• Task to complete:
Only the lines from the one containing "What data populates" through the end of the entries should be repeated, exactly as they appear, first and last included.

• Working data:
========

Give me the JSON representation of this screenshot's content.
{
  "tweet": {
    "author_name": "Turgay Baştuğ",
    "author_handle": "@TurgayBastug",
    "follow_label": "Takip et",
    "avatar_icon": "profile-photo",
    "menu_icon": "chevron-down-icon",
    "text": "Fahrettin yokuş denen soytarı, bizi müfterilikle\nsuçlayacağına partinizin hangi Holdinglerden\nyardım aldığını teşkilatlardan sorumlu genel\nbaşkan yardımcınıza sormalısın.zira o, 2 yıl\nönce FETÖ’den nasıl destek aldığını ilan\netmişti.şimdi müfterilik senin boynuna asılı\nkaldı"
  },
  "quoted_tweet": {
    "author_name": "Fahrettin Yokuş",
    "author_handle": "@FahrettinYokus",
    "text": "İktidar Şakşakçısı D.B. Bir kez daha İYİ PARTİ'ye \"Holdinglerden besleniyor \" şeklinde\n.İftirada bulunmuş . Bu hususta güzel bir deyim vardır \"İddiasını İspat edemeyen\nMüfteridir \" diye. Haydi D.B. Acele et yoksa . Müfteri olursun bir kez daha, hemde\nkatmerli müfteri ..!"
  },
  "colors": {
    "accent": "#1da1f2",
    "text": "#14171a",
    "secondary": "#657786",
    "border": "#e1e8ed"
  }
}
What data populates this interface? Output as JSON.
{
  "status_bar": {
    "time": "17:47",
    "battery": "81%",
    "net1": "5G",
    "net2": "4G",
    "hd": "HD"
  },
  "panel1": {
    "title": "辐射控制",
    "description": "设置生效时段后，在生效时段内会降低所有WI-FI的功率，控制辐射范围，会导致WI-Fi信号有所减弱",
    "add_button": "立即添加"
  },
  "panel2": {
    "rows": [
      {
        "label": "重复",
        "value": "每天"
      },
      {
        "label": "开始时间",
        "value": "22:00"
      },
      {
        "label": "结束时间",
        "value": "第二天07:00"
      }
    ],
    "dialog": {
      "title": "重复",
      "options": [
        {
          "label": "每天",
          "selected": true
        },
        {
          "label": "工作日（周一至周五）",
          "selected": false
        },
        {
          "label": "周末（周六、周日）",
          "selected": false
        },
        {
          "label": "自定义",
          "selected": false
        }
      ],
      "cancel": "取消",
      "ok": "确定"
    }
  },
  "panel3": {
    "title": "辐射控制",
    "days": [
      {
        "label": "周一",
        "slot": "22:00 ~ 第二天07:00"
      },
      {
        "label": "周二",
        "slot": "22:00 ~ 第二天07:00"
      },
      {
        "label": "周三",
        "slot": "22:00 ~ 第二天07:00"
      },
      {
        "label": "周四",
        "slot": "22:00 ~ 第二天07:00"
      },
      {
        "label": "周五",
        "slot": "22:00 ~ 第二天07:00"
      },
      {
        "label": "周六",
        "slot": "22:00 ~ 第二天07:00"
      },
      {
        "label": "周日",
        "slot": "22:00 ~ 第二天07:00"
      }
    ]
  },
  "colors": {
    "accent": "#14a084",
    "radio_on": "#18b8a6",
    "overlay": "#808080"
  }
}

========

• Response:
What data populates this interface? Output as JSON.
{
  "status_bar": {
    "time": "17:47",
    "battery": "81%",
    "net1": "5G",
    "net2": "4G",
    "hd": "HD"
  },
  "panel1": {
    "title": "辐射控制",
    "description": "设置生效时段后，在生效时段内会降低所有WI-FI的功率，控制辐射范围，会导致WI-Fi信号有所减弱",
    "add_button": "立即添加"
  },
  "panel2": {
    "rows": [
      {
        "label": "重复",
        "value": "每天"
      },
      {
        "label": "开始时间",
        "value": "22:00"
      },
      {
        "label": "结束时间",
        "value": "第二天07:00"
      }
    ],
    "dialog": {
      "title": "重复",
      "options": [
        {
          "label": "每天",
          "selected": true
        },
        {
          "label": "工作日（周一至周五）",
          "selected": false
        },
        {
          "label": "周末（周六、周日）",
          "selected": false
        },
        {
          "label": "自定义",
          "selected": false
        }
      ],
      "cancel": "取消",
      "ok": "确定"
    }
  },
  "panel3": {
    "title": "辐射控制",
    "days": [
      {
        "label": "周一",
        "slot": "22:00 ~ 第二天07:00"
      },
      {
        "label": "周二",
        "slot": "22:00 ~ 第二天07:00"
      },
      {
        "label": "周三",
        "slot": "22:00 ~ 第二天07:00"
      },
      {
        "label": "周四",
        "slot": "22:00 ~ 第二天07:00"
      },
      {
        "label": "周五",
        "slot": "22:00 ~ 第二天07:00"
      },
      {
        "label": "周六",
        "slot": "22:00 ~ 第二天07:00"
      },
      {
        "label": "周日",
        "slot": "22:00 ~ 第二天07:00"
      }
    ]
  },
  "colors": {
    "accent": "#14a084",
    "radio_on": "#18b8a6",
    "overlay": "#808080"
  }
}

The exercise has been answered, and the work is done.